● **Written exercise**:
Print the complete set of entries exactly.

─── Data excerpts ───

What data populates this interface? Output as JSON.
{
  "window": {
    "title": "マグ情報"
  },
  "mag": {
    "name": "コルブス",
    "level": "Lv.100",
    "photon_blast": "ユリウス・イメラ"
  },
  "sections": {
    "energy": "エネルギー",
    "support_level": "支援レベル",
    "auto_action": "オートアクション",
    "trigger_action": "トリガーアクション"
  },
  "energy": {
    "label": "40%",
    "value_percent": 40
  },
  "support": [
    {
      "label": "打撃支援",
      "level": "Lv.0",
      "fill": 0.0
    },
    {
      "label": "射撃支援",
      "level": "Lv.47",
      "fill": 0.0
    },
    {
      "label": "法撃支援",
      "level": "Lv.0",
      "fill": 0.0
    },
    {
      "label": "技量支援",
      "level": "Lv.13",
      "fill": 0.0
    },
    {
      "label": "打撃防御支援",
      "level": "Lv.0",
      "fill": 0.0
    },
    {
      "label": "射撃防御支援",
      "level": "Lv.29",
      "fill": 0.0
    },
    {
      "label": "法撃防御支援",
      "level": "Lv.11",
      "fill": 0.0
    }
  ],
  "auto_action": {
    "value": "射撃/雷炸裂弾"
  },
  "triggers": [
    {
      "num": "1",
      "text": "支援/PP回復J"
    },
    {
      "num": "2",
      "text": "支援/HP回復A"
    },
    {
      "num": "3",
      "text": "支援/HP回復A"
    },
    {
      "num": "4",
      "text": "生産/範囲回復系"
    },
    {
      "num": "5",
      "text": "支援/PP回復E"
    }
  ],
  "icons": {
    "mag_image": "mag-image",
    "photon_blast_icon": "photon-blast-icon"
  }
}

───

● **Solution for this problem**:
What data populates this interface? Output as JSON.
{
  "window": {
    "title": "マグ情報"
  },
  "mag": {
    "name": "コルブス",
    "level": "Lv.100",
    "photon_blast": "ユリウス・イメラ"
  },
  "sections": {
    "energy": "エネルギー",
    "support_level": "支援レベル",
    "auto_action": "オートアクション",
    "trigger_action": "トリガーアクション"
  },
  "energy": {
    "label": "40%",
    "value_percent": 40
  },
  "support": [
    {
      "label": "打撃支援",
      "level": "Lv.0",
      "fill": 0.0
    },
    {
      "label": "射撃支援",
      "level": "Lv.47",
      "fill": 0.0
    },
    {
      "label": "法撃支援",
      "level": "Lv.0",
      "fill": 0.0
    },
    {
      "label": "技量支援",
      "level": "Lv.13",
      "fill": 0.0
    },
    {
      "label": "打撃防御支援",
      "level": "Lv.0",
      "fill": 0.0
    },
    {
      "label": "射撃防御支援",
      "level": "Lv.29",
      "fill": 0.0
    },
    {
      "label": "法撃防御支援",
      "level": "Lv.11",
      "fill": 0.0
    }
  ],
  "auto_action": {
    "value": "射撃/雷炸裂弾"
  },
  "triggers": [
    {
      "num": "1",
      "text": "支援/PP回復J"
    },
    {
      "num": "2",
      "text": "支援/HP回復A"
    },
    {
      "num": "3",
      "text": "支援/HP回復A"
    },
    {
      "num": "4",
      "text": "生産/範囲回復系"
    },
    {
      "num": "5",
      "text": "支援/PP回復E"
    }
  ],
  "icons": {
    "mag_image": "mag-image",
    "photon_blast_icon": "photon-blast-icon"
  }
}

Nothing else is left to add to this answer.